Saved entries:

++++++++

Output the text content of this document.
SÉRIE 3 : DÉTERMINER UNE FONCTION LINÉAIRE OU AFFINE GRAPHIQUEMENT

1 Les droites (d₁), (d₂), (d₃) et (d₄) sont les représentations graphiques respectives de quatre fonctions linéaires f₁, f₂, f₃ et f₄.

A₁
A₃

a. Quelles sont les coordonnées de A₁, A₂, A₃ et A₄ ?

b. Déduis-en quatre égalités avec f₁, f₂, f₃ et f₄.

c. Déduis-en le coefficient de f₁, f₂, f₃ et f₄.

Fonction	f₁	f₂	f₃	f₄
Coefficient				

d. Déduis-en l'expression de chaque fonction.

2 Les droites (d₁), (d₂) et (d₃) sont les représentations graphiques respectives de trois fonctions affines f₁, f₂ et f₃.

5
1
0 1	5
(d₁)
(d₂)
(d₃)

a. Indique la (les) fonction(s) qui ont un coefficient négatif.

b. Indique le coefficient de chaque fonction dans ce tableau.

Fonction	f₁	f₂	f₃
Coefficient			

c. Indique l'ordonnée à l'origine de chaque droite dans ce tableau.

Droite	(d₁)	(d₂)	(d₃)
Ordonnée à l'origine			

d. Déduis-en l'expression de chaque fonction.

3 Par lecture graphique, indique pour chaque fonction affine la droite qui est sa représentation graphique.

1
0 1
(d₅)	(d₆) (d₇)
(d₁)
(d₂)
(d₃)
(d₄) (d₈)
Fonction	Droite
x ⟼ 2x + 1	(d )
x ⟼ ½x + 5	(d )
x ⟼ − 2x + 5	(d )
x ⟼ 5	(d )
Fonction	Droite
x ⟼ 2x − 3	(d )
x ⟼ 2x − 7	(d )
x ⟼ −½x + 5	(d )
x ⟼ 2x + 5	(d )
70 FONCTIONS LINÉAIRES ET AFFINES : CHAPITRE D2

++++++++

GIVEN EXERCISE: Repeat the data precisely, line by line.

TASK SOLUTION:
Output the text content of this document.
SÉRIE 3 : DÉTERMINER UNE FONCTION LINÉAIRE OU AFFINE GRAPHIQUEMENT

1 Les droites (d₁), (d₂), (d₃) et (d₄) sont les représentations graphiques respectives de quatre fonctions linéaires f₁, f₂, f₃ et f₄.

A₁
A₃

a. Quelles sont les coordonnées de A₁, A₂, A₃ et A₄ ?

b. Déduis-en quatre égalités avec f₁, f₂, f₃ et f₄.

c. Déduis-en le coefficient de f₁, f₂, f₃ et f₄.

Fonction	f₁	f₂	f₃	f₄
Coefficient				

d. Déduis-en l'expression de chaque fonction.

2 Les droites (d₁), (d₂) et (d₃) sont les représentations graphiques respectives de trois fonctions affines f₁, f₂ et f₃.

5
1
0 1	5
(d₁)
(d₂)
(d₃)

a. Indique la (les) fonction(s) qui ont un coefficient négatif.

b. Indique le coefficient de chaque fonction dans ce tableau.

Fonction	f₁	f₂	f₃
Coefficient			

c. Indique l'ordonnée à l'origine de chaque droite dans ce tableau.

Droite	(d₁)	(d₂)	(d₃)
Ordonnée à l'origine			

d. Déduis-en l'expression de chaque fonction.

3 Par lecture graphique, indique pour chaque fonction affine la droite qui est sa représentation graphique.

1
0 1
(d₅)	(d₆) (d₇)
(d₁)
(d₂)
(d₃)
(d₄) (d₈)
Fonction	Droite
x ⟼ 2x + 1	(d )
x ⟼ ½x + 5	(d )
x ⟼ − 2x + 5	(d )
x ⟼ 5	(d )
Fonction	Droite
x ⟼ 2x − 3	(d )
x ⟼ 2x − 7	(d )
x ⟼ −½x + 5	(d )
x ⟼ 2x + 5	(d )
70 FONCTIONS LINÉAIRES ET AFFINES : CHAPITRE D2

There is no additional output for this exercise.